• **Data for the task**:

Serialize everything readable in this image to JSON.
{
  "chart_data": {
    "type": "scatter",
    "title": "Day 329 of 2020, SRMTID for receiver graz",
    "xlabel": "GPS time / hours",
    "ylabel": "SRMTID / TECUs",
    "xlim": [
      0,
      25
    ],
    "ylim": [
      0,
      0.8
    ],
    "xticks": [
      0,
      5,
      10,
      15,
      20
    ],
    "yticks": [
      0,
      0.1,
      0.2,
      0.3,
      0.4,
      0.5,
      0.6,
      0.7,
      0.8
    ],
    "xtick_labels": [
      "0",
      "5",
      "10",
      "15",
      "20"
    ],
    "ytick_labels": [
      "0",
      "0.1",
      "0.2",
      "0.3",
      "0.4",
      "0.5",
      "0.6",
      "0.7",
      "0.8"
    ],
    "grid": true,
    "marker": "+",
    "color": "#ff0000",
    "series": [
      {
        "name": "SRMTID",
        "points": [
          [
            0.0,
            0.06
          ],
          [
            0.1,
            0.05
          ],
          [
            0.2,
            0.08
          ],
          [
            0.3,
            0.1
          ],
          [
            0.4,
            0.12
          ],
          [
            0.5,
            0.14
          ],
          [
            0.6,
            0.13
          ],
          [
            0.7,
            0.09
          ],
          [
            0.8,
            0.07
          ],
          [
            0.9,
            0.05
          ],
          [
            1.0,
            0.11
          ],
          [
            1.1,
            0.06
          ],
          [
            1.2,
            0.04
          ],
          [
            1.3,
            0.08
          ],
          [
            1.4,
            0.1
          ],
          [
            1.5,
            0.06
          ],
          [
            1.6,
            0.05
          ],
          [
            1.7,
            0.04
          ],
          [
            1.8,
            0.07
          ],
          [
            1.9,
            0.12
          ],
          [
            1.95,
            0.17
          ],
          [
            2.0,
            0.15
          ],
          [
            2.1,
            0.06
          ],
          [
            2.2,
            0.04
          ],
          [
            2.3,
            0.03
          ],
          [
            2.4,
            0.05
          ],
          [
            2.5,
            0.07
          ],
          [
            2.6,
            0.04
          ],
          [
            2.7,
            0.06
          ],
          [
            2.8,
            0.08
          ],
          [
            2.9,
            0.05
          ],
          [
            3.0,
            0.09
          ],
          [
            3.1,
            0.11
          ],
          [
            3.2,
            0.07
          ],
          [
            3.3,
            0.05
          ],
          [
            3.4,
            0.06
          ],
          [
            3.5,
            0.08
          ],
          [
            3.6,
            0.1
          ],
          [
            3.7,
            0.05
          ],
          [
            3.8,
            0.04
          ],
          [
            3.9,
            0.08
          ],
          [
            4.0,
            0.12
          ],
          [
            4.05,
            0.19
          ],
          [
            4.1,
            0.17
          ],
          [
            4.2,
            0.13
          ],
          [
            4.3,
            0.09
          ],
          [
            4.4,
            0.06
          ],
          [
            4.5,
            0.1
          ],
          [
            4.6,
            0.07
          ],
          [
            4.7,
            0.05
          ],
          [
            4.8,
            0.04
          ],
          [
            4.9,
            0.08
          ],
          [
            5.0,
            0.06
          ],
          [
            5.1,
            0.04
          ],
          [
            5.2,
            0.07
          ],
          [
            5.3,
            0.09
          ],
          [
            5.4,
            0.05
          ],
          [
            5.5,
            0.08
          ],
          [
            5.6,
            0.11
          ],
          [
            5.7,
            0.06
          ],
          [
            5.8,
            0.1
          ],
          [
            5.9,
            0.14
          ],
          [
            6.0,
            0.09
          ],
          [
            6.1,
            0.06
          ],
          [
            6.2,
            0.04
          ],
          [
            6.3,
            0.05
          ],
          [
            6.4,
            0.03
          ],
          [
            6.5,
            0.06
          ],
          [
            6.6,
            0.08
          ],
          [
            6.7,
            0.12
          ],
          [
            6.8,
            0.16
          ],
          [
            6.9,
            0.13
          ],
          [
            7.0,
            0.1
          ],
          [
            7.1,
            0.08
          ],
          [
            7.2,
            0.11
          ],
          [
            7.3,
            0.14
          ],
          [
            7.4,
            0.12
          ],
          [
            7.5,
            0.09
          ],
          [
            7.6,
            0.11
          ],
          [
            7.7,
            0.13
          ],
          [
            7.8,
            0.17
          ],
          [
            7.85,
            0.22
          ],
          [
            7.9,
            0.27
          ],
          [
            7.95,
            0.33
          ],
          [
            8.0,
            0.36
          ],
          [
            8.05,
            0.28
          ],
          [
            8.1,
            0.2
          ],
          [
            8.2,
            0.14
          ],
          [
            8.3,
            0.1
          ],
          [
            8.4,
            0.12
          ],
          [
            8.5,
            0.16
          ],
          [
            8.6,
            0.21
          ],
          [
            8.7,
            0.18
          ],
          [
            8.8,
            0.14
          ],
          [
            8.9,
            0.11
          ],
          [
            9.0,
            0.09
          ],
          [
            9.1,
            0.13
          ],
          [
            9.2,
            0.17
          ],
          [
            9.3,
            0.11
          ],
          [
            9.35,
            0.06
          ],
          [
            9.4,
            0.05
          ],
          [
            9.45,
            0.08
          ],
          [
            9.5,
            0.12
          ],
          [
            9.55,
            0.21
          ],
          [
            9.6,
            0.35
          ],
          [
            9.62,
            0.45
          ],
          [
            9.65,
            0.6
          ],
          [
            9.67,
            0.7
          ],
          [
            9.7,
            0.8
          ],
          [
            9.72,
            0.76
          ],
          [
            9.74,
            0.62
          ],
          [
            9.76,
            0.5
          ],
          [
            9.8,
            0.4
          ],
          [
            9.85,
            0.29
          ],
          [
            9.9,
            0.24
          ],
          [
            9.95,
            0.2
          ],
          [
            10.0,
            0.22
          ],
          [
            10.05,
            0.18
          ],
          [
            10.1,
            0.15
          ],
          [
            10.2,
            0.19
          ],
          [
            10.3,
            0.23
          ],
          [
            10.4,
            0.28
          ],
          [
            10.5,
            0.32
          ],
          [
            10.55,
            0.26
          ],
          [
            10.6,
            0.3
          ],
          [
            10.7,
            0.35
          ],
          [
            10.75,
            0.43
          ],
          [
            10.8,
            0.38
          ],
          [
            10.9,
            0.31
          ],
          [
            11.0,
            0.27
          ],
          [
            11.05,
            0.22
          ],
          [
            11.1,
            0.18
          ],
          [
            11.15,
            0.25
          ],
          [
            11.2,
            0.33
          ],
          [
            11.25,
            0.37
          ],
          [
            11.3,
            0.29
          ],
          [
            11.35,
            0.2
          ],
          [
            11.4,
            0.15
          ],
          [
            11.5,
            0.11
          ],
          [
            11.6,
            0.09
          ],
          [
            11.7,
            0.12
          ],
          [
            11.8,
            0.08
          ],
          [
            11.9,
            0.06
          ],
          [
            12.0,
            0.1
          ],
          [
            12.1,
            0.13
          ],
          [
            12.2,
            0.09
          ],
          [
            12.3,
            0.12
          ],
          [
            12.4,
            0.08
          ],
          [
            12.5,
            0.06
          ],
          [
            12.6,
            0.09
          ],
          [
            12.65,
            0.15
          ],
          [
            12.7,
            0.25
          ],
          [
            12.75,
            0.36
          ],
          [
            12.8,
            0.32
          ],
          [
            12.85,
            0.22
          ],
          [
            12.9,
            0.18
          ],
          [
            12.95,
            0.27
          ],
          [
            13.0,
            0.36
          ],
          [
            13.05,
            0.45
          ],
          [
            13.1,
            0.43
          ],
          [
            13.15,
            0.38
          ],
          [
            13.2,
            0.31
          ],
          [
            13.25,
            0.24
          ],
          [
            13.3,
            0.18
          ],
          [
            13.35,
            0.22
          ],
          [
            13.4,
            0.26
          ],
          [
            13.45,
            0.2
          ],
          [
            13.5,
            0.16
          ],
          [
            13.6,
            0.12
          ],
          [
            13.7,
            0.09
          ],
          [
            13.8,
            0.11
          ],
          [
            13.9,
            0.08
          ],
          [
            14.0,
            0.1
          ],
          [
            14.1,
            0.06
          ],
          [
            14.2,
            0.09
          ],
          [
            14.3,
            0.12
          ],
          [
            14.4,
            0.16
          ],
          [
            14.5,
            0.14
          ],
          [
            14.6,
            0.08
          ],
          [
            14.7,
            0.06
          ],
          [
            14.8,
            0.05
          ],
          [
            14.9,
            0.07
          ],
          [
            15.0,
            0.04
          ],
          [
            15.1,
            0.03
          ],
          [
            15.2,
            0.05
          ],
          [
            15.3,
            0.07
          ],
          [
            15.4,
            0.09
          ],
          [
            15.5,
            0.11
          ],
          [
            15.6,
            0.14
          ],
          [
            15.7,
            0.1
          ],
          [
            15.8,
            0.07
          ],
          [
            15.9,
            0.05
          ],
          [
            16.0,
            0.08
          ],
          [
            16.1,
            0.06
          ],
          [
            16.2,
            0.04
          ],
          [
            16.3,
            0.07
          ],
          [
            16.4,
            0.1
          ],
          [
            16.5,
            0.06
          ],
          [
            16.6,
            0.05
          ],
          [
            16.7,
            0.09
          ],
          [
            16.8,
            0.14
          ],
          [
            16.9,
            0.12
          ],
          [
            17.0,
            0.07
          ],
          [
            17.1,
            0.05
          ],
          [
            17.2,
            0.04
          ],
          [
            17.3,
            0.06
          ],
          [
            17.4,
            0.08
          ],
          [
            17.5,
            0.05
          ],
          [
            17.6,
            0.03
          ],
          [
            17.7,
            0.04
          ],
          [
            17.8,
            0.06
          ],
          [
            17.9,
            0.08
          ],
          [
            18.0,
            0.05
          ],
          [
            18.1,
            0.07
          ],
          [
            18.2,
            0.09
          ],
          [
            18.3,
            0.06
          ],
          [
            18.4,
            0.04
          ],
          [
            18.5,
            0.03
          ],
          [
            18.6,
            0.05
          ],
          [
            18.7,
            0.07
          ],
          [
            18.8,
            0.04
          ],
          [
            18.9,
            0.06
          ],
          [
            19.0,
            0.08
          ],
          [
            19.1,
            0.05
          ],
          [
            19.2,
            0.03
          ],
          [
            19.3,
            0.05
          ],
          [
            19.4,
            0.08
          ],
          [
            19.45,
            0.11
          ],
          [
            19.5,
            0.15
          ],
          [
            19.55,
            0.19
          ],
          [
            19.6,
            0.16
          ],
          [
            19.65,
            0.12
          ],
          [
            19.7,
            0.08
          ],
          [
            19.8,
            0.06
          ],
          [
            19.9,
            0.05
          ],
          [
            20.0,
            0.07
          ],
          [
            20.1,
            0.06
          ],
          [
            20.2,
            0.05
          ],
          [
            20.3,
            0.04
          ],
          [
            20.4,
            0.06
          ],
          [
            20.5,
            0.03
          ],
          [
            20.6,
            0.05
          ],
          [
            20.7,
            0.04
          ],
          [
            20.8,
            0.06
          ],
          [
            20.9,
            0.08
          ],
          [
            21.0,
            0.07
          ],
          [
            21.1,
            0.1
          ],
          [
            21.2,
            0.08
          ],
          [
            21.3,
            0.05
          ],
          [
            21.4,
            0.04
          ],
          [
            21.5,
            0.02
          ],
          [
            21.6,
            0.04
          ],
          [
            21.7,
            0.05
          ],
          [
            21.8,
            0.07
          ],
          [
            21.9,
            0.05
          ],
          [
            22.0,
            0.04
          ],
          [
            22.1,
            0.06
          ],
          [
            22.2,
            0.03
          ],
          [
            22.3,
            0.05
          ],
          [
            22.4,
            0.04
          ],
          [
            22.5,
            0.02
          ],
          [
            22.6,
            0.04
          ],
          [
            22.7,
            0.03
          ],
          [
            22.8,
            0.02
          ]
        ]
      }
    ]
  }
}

• **Given exercise**: Spot every line that holds "SRMTID" and copy it.

• **Solution**:
    "title": "Day 329 of 2020, SRMTID for receiver graz",
    "ylabel": "SRMTID / TECUs",
        "name": "SRMTID",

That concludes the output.